What is expected: Copy only the lines from the one containing "Serialize everything readable" through the final line of the records below, exactly as written, with no pictures.

Start of Supplied records

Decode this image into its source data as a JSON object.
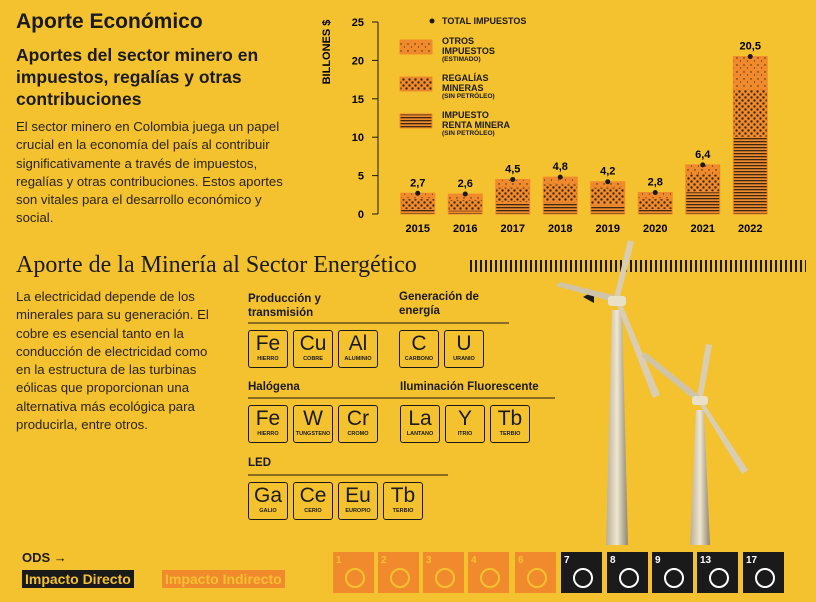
{
  "economic": {
    "title": "Aporte Económico",
    "subtitle": "Aportes del sector minero en impuestos, regalías y otras contribuciones",
    "text": "El sector minero en Colombia juega un papel crucial en la economía del país al contribuir significativamente a través de impuestos, regalías y otras contribuciones. Estos aportes son vitales para el desarrollo económico y social."
  },
  "chart_data": {
    "type": "stacked-bar",
    "y_label": "BILLONES $",
    "categories": [
      "2015",
      "2016",
      "2017",
      "2018",
      "2019",
      "2020",
      "2021",
      "2022"
    ],
    "ylim": [
      0,
      25
    ],
    "yticks": [
      0,
      5,
      10,
      15,
      20,
      25
    ],
    "series": [
      {
        "name": "IMPUESTO RENTA MINERA",
        "note": "(SIN PETRÓLEO)",
        "color": "#f08a2c",
        "pattern": "hatch",
        "values": [
          0.6,
          0.5,
          1.5,
          1.6,
          1.2,
          0.6,
          2.9,
          10.0
        ]
      },
      {
        "name": "REGALÍAS MINERAS",
        "note": "(SIN PETRÓLEO)",
        "color": "#f08a2c",
        "pattern": "dots",
        "values": [
          1.4,
          1.4,
          2.0,
          2.3,
          2.3,
          1.4,
          2.3,
          6.3
        ]
      },
      {
        "name": "OTROS IMPUESTOS",
        "note": "(ESTIMADO)",
        "color": "#f08a2c",
        "pattern": "sparse",
        "values": [
          0.7,
          0.7,
          1.0,
          0.9,
          0.7,
          0.8,
          1.2,
          4.2
        ]
      }
    ],
    "totals": {
      "name": "TOTAL IMPUESTOS",
      "color": "#1a1a1a",
      "values": [
        2.7,
        2.6,
        4.5,
        4.8,
        4.2,
        2.8,
        6.4,
        20.5
      ],
      "value_labels": [
        "2,7",
        "2,6",
        "4,5",
        "4,8",
        "4,2",
        "2,8",
        "6,4",
        "20,5"
      ]
    }
  },
  "energy": {
    "title": "Aporte de la Minería al Sector Energético",
    "text": "La electricidad depende de los minerales para su generación. El cobre es esencial tanto en la conducción de electricidad como en la estructura de las turbinas eólicas que proporcionan una alternativa más ecológica para producirla, entre otros.",
    "groups": [
      {
        "title": "Producción y transmisión",
        "elements": [
          {
            "symbol": "Fe",
            "name": "HIERRO"
          },
          {
            "symbol": "Cu",
            "name": "COBRE"
          },
          {
            "symbol": "Al",
            "name": "ALUMINIO"
          }
        ]
      },
      {
        "title": "Generación de energía",
        "elements": [
          {
            "symbol": "C",
            "name": "CARBONO"
          },
          {
            "symbol": "U",
            "name": "URANIO"
          }
        ]
      },
      {
        "title": "Halógena",
        "elements": [
          {
            "symbol": "Fe",
            "name": "HIERRO"
          },
          {
            "symbol": "W",
            "name": "TUNGSTENO"
          },
          {
            "symbol": "Cr",
            "name": "CROMO"
          }
        ]
      },
      {
        "title": "Iluminación Fluorescente",
        "elements": [
          {
            "symbol": "La",
            "name": "LANTANO"
          },
          {
            "symbol": "Y",
            "name": "ITRIO"
          },
          {
            "symbol": "Tb",
            "name": "TERBIO"
          }
        ]
      },
      {
        "title": "LED",
        "elements": [
          {
            "symbol": "Ga",
            "name": "GALIO"
          },
          {
            "symbol": "Ce",
            "name": "CERIO"
          },
          {
            "symbol": "Eu",
            "name": "EUROPIO"
          },
          {
            "symbol": "Tb",
            "name": "TERBIO"
          }
        ]
      }
    ]
  },
  "ods": {
    "label": "ODS →",
    "direct": "Impacto Directo",
    "indirect": "Impacto Indirecto",
    "goals": [
      {
        "number": 1,
        "impact": "indirect"
      },
      {
        "number": 2,
        "impact": "indirect"
      },
      {
        "number": 3,
        "impact": "indirect"
      },
      {
        "number": 4,
        "impact": "indirect"
      },
      {
        "number": 6,
        "impact": "indirect"
      },
      {
        "number": 7,
        "impact": "direct"
      },
      {
        "number": 8,
        "impact": "direct"
      },
      {
        "number": 9,
        "impact": "direct"
      },
      {
        "number": 13,
        "impact": "direct"
      },
      {
        "number": 17,
        "impact": "direct"
      }
    ]
  }
}
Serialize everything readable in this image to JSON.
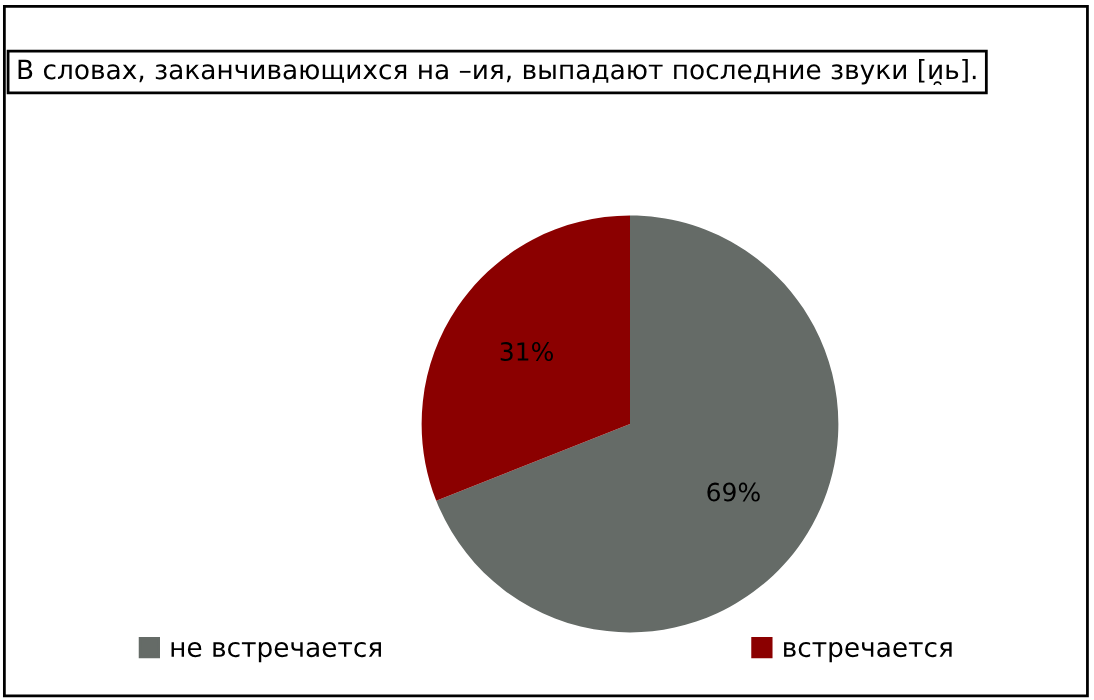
{
  "chart_data": {
    "type": "pie",
    "title": "В словах, заканчивающихся на –ия, выпадают последние звуки [и̯ь].",
    "categories": [
      "не встречается",
      "встречается"
    ],
    "values": [
      69,
      31
    ],
    "colors": [
      "#656b67",
      "#8b0000"
    ],
    "value_labels": [
      "69%",
      "31%"
    ],
    "legend": "bottom"
  }
}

End of Supplied records

Task solution:
Serialize everything readable in this image to JSON.
{
  "chart_data": {
    "type": "pie",
    "title": "В словах, заканчивающихся на –ия, выпадают последние звуки [и̯ь].",
    "categories": [
      "не встречается",
      "встречается"
    ],
    "values": [
      69,
      31
    ],
    "colors": [
      "#656b67",
      "#8b0000"
    ],
    "value_labels": [
      "69%",
      "31%"
    ],
    "legend": "bottom"
  }
}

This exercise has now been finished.